---- DATASET RECORDS

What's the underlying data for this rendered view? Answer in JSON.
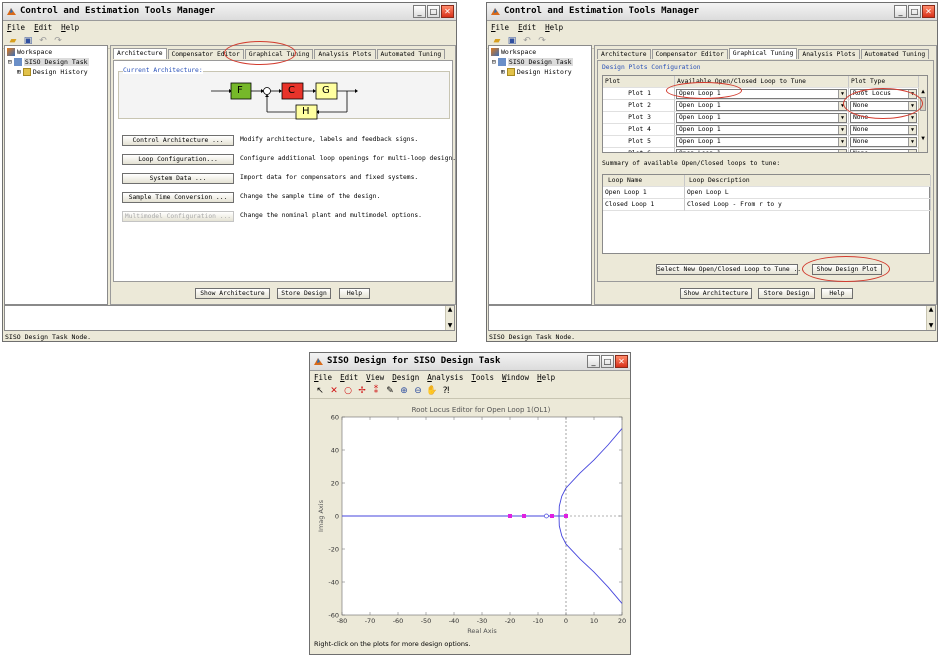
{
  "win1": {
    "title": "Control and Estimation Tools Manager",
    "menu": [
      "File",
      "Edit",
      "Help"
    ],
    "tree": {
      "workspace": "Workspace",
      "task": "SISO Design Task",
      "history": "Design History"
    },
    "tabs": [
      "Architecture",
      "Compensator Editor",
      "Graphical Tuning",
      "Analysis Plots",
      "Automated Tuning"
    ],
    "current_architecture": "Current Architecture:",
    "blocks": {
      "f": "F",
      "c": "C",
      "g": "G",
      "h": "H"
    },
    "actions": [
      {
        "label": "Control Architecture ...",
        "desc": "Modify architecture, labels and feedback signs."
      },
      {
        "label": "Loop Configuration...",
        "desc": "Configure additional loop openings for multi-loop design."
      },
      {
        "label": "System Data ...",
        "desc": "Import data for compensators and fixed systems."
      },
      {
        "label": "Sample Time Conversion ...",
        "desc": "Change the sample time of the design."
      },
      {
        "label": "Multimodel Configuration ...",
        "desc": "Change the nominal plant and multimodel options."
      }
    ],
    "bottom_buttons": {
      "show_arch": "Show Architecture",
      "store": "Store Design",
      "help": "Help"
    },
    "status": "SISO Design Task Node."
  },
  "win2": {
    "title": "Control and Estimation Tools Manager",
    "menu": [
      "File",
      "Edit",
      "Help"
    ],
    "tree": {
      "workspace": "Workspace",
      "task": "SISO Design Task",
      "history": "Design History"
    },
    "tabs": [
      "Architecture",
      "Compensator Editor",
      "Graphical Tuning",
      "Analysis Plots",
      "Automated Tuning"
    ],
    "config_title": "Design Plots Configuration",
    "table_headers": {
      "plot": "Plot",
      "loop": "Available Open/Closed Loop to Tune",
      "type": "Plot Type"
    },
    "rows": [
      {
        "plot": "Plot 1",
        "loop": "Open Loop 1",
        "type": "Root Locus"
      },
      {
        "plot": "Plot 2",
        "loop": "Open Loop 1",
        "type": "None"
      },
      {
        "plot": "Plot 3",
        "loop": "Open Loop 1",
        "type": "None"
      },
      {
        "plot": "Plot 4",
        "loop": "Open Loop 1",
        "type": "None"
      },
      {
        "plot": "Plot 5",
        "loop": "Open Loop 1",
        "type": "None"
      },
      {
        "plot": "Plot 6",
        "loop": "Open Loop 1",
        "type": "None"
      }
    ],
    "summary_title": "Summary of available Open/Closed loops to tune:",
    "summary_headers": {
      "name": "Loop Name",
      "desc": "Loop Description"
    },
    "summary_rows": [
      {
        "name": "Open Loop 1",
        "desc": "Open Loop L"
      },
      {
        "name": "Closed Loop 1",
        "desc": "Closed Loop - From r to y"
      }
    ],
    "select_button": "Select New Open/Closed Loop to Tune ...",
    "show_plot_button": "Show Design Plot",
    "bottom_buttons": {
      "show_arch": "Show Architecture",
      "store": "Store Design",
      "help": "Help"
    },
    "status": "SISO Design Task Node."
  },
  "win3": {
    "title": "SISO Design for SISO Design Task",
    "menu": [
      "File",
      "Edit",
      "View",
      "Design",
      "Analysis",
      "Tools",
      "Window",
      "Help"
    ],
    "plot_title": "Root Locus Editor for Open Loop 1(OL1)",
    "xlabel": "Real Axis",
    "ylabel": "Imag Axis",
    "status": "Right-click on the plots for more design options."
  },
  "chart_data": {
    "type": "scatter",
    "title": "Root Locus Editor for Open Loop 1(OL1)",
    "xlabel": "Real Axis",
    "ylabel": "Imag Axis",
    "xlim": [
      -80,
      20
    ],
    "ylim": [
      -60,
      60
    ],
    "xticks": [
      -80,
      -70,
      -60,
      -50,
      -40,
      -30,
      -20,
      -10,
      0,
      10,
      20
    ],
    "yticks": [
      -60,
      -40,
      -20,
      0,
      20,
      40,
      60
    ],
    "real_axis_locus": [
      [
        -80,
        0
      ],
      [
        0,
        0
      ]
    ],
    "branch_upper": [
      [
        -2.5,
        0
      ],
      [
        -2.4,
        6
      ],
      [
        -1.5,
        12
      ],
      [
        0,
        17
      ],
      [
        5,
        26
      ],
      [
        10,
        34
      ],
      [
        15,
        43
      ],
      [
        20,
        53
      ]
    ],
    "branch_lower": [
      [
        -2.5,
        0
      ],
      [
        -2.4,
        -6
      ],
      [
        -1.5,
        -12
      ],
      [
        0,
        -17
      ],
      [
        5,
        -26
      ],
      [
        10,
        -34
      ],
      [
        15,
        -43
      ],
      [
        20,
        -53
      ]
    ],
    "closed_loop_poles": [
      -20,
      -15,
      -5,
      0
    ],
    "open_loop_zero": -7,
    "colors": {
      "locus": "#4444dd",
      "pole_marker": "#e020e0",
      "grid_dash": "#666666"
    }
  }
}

--------

**WHAT IS BEING ASKED:** Images do not belong in the copy; reproduce all other parts of the records above verbatim.

**SOLUTION:**
What's the underlying data for this rendered view? Answer in JSON.
{
  "win1": {
    "title": "Control and Estimation Tools Manager",
    "menu": [
      "File",
      "Edit",
      "Help"
    ],
    "tree": {
      "workspace": "Workspace",
      "task": "SISO Design Task",
      "history": "Design History"
    },
    "tabs": [
      "Architecture",
      "Compensator Editor",
      "Graphical Tuning",
      "Analysis Plots",
      "Automated Tuning"
    ],
    "current_architecture": "Current Architecture:",
    "blocks": {
      "f": "F",
      "c": "C",
      "g": "G",
      "h": "H"
    },
    "actions": [
      {
        "label": "Control Architecture ...",
        "desc": "Modify architecture, labels and feedback signs."
      },
      {
        "label": "Loop Configuration...",
        "desc": "Configure additional loop openings for multi-loop design."
      },
      {
        "label": "System Data ...",
        "desc": "Import data for compensators and fixed systems."
      },
      {
        "label": "Sample Time Conversion ...",
        "desc": "Change the sample time of the design."
      },
      {
        "label": "Multimodel Configuration ...",
        "desc": "Change the nominal plant and multimodel options."
      }
    ],
    "bottom_buttons": {
      "show_arch": "Show Architecture",
      "store": "Store Design",
      "help": "Help"
    },
    "status": "SISO Design Task Node."
  },
  "win2": {
    "title": "Control and Estimation Tools Manager",
    "menu": [
      "File",
      "Edit",
      "Help"
    ],
    "tree": {
      "workspace": "Workspace",
      "task": "SISO Design Task",
      "history": "Design History"
    },
    "tabs": [
      "Architecture",
      "Compensator Editor",
      "Graphical Tuning",
      "Analysis Plots",
      "Automated Tuning"
    ],
    "config_title": "Design Plots Configuration",
    "table_headers": {
      "plot": "Plot",
      "loop": "Available Open/Closed Loop to Tune",
      "type": "Plot Type"
    },
    "rows": [
      {
        "plot": "Plot 1",
        "loop": "Open Loop 1",
        "type": "Root Locus"
      },
      {
        "plot": "Plot 2",
        "loop": "Open Loop 1",
        "type": "None"
      },
      {
        "plot": "Plot 3",
        "loop": "Open Loop 1",
        "type": "None"
      },
      {
        "plot": "Plot 4",
        "loop": "Open Loop 1",
        "type": "None"
      },
      {
        "plot": "Plot 5",
        "loop": "Open Loop 1",
        "type": "None"
      },
      {
        "plot": "Plot 6",
        "loop": "Open Loop 1",
        "type": "None"
      }
    ],
    "summary_title": "Summary of available Open/Closed loops to tune:",
    "summary_headers": {
      "name": "Loop Name",
      "desc": "Loop Description"
    },
    "summary_rows": [
      {
        "name": "Open Loop 1",
        "desc": "Open Loop L"
      },
      {
        "name": "Closed Loop 1",
        "desc": "Closed Loop - From r to y"
      }
    ],
    "select_button": "Select New Open/Closed Loop to Tune ...",
    "show_plot_button": "Show Design Plot",
    "bottom_buttons": {
      "show_arch": "Show Architecture",
      "store": "Store Design",
      "help": "Help"
    },
    "status": "SISO Design Task Node."
  },
  "win3": {
    "title": "SISO Design for SISO Design Task",
    "menu": [
      "File",
      "Edit",
      "View",
      "Design",
      "Analysis",
      "Tools",
      "Window",
      "Help"
    ],
    "plot_title": "Root Locus Editor for Open Loop 1(OL1)",
    "xlabel": "Real Axis",
    "ylabel": "Imag Axis",
    "status": "Right-click on the plots for more design options."
  },
  "chart_data": {
    "type": "scatter",
    "title": "Root Locus Editor for Open Loop 1(OL1)",
    "xlabel": "Real Axis",
    "ylabel": "Imag Axis",
    "xlim": [
      -80,
      20
    ],
    "ylim": [
      -60,
      60
    ],
    "xticks": [
      -80,
      -70,
      -60,
      -50,
      -40,
      -30,
      -20,
      -10,
      0,
      10,
      20
    ],
    "yticks": [
      -60,
      -40,
      -20,
      0,
      20,
      40,
      60
    ],
    "real_axis_locus": [
      [
        -80,
        0
      ],
      [
        0,
        0
      ]
    ],
    "branch_upper": [
      [
        -2.5,
        0
      ],
      [
        -2.4,
        6
      ],
      [
        -1.5,
        12
      ],
      [
        0,
        17
      ],
      [
        5,
        26
      ],
      [
        10,
        34
      ],
      [
        15,
        43
      ],
      [
        20,
        53
      ]
    ],
    "branch_lower": [
      [
        -2.5,
        0
      ],
      [
        -2.4,
        -6
      ],
      [
        -1.5,
        -12
      ],
      [
        0,
        -17
      ],
      [
        5,
        -26
      ],
      [
        10,
        -34
      ],
      [
        15,
        -43
      ],
      [
        20,
        -53
      ]
    ],
    "closed_loop_poles": [
      -20,
      -15,
      -5,
      0
    ],
    "open_loop_zero": -7,
    "colors": {
      "locus": "#4444dd",
      "pole_marker": "#e020e0",
      "grid_dash": "#666666"
    }
  }
}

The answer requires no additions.